■ **Exercise requirements**
Copy out, from the entries below, each line holding the string "Note".

====

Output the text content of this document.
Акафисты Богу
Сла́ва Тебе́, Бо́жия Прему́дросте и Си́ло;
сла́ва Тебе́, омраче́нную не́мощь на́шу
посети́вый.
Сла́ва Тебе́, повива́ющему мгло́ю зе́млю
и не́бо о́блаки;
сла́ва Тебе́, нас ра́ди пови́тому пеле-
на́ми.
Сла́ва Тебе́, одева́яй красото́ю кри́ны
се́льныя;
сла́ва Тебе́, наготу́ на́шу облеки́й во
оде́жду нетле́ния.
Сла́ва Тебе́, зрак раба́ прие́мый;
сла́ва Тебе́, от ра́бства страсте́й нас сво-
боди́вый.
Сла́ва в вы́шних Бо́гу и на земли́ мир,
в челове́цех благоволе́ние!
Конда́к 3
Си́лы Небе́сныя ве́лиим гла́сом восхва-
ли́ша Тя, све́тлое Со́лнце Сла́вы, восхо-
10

====

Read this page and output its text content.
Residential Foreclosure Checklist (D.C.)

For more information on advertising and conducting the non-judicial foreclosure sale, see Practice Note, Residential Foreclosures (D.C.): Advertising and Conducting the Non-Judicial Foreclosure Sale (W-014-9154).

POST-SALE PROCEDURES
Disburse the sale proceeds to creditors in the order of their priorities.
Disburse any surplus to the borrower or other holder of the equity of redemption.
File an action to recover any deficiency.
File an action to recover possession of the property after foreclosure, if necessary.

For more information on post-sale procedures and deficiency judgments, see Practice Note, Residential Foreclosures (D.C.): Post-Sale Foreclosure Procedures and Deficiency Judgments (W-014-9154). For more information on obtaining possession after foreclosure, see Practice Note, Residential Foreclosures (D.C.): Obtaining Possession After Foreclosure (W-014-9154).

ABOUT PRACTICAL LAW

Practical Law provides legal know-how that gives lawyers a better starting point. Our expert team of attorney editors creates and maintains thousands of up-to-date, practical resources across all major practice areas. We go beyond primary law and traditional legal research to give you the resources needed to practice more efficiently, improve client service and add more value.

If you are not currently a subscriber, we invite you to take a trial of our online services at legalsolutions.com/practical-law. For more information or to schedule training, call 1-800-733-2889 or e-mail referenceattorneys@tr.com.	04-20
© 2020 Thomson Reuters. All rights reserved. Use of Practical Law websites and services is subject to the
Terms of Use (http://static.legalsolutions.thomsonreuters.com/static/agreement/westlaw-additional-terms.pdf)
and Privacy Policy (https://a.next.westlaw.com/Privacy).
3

====

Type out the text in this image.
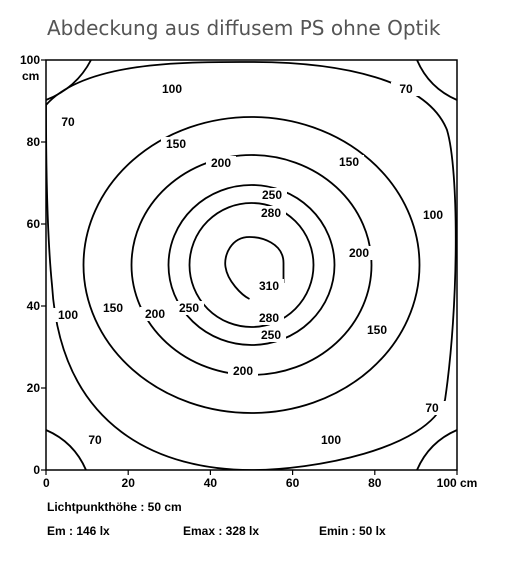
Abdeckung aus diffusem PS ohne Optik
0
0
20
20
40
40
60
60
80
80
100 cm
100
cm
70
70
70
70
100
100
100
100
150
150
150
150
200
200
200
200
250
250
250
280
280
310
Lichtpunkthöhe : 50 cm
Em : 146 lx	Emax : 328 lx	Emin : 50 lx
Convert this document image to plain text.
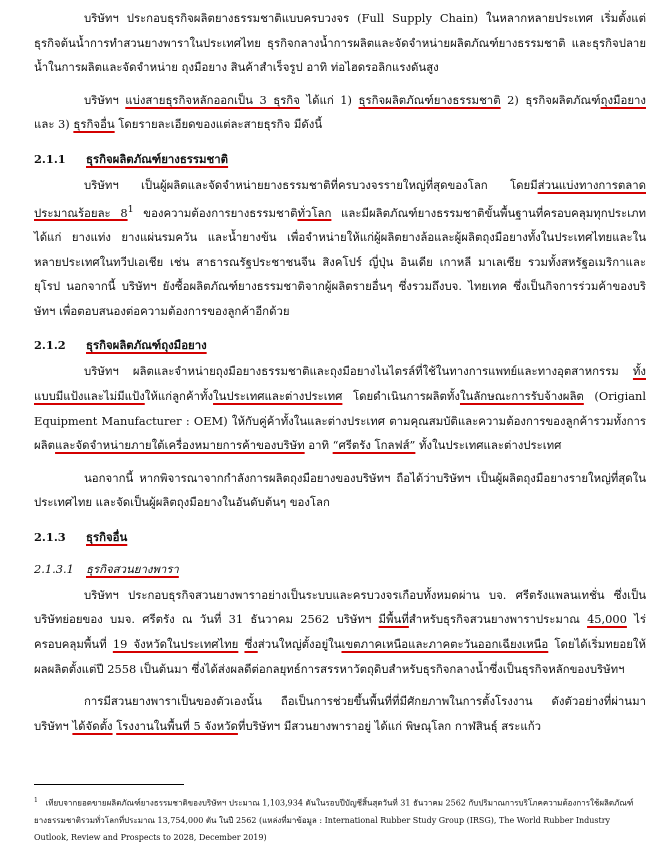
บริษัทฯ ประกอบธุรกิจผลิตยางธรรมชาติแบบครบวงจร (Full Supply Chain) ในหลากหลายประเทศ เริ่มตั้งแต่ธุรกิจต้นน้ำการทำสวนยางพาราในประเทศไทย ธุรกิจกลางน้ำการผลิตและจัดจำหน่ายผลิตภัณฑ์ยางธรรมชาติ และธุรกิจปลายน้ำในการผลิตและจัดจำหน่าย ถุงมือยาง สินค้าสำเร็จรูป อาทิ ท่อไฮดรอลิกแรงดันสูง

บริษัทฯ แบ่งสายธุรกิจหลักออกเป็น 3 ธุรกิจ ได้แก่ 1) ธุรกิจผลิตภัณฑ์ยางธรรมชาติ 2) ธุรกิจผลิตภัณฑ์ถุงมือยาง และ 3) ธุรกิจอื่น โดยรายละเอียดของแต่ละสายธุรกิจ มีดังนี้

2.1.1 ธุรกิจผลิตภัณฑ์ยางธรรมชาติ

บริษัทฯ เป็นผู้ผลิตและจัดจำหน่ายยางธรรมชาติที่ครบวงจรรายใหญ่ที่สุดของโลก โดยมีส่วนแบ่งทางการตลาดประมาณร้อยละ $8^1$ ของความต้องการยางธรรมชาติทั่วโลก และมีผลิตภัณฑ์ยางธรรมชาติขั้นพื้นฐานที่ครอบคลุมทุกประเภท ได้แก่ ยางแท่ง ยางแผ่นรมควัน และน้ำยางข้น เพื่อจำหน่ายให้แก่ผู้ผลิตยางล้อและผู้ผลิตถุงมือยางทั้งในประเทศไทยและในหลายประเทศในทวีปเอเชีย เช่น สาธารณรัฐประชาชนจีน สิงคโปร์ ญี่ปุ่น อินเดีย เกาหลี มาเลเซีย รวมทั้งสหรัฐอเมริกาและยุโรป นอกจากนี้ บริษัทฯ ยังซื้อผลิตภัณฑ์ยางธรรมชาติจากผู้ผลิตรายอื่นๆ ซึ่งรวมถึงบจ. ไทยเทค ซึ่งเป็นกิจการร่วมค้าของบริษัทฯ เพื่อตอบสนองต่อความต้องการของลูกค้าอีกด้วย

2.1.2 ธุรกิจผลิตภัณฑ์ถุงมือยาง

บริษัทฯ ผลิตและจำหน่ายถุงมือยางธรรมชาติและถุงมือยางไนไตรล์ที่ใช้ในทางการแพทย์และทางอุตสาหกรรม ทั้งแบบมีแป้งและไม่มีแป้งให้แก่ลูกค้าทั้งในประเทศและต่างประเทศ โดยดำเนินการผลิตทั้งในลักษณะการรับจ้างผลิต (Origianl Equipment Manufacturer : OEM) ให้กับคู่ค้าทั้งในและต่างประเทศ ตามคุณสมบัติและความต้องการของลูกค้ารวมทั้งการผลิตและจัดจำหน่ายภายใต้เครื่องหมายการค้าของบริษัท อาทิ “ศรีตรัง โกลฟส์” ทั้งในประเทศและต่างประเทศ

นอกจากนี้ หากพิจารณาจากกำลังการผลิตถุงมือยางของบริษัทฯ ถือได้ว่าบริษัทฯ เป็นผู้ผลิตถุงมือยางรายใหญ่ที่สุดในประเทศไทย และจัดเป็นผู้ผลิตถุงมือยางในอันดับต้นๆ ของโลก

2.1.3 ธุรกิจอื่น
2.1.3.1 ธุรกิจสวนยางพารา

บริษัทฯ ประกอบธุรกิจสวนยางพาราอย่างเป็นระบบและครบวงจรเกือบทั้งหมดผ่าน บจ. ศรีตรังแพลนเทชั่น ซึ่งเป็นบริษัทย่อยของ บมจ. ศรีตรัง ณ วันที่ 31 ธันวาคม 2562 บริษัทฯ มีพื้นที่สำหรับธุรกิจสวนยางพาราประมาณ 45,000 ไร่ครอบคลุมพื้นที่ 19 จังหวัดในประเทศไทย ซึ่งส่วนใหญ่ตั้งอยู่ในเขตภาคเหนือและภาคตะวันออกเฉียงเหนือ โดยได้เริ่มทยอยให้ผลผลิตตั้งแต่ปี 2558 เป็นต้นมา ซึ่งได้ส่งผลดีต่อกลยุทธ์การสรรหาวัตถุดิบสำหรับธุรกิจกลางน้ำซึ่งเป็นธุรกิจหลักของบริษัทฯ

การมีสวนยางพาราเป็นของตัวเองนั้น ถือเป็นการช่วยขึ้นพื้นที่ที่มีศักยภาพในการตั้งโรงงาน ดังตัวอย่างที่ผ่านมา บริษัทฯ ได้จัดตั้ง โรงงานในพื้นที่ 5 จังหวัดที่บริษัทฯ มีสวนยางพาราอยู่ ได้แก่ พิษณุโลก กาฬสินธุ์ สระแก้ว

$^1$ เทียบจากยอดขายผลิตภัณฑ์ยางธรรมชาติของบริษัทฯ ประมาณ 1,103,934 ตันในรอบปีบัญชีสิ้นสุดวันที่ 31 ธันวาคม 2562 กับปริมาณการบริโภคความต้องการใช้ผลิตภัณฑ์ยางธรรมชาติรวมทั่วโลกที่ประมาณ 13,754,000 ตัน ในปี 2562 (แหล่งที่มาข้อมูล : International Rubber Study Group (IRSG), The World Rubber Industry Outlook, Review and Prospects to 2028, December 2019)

====

■ **Exercise response**
For more information on advertising and conducting the non-judicial foreclosure sale, see Practice Note, Residential Foreclosures (D.C.): Advertising and Conducting the Non-Judicial Foreclosure Sale (W-014-9154).
For more information on post-sale procedures and deficiency judgments, see Practice Note, Residential Foreclosures (D.C.): Post-Sale Foreclosure Procedures and Deficiency Judgments (W-014-9154). For more information on obtaining possession after foreclosure, see Practice Note, Residential Foreclosures (D.C.): Obtaining Possession After Foreclosure (W-014-9154).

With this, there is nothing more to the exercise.